### Aim:
Find the string "Basic" in the records. Copy every line it appears in.
━━━━━ Data section ━━━━━
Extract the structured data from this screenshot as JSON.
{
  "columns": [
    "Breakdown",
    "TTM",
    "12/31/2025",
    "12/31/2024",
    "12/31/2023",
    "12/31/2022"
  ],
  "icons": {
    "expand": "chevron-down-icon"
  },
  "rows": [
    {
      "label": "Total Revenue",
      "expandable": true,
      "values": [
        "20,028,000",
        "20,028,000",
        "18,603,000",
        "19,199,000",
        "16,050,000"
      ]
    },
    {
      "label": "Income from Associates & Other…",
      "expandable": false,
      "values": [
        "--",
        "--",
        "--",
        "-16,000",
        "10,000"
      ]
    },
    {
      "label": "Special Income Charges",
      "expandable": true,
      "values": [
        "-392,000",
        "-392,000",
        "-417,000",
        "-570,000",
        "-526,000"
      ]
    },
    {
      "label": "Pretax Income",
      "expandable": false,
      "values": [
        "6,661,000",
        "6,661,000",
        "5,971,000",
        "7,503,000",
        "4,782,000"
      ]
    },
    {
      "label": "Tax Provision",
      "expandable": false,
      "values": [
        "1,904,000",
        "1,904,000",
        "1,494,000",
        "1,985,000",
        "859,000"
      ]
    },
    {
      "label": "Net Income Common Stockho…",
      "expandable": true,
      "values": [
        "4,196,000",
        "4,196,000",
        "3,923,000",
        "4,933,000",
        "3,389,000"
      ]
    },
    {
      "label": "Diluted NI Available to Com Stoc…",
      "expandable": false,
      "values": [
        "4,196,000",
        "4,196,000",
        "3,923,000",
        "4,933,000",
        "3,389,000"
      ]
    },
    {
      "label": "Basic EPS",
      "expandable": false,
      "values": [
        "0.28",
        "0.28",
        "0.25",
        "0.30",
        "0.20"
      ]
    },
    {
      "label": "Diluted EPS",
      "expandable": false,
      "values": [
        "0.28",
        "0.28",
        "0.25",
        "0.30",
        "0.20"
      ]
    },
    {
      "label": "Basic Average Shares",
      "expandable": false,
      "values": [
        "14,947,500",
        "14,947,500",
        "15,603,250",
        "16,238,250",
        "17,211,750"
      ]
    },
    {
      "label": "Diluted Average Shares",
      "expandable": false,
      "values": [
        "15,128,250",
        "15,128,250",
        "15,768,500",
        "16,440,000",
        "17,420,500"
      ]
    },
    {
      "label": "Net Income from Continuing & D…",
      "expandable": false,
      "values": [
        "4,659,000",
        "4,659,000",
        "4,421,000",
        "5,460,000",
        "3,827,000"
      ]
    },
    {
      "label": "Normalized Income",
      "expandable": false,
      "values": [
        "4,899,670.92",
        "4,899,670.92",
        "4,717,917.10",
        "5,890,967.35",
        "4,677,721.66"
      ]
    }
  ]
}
━━━━━
### Exercise response:
      "label": "Basic EPS",
      "label": "Basic Average Shares",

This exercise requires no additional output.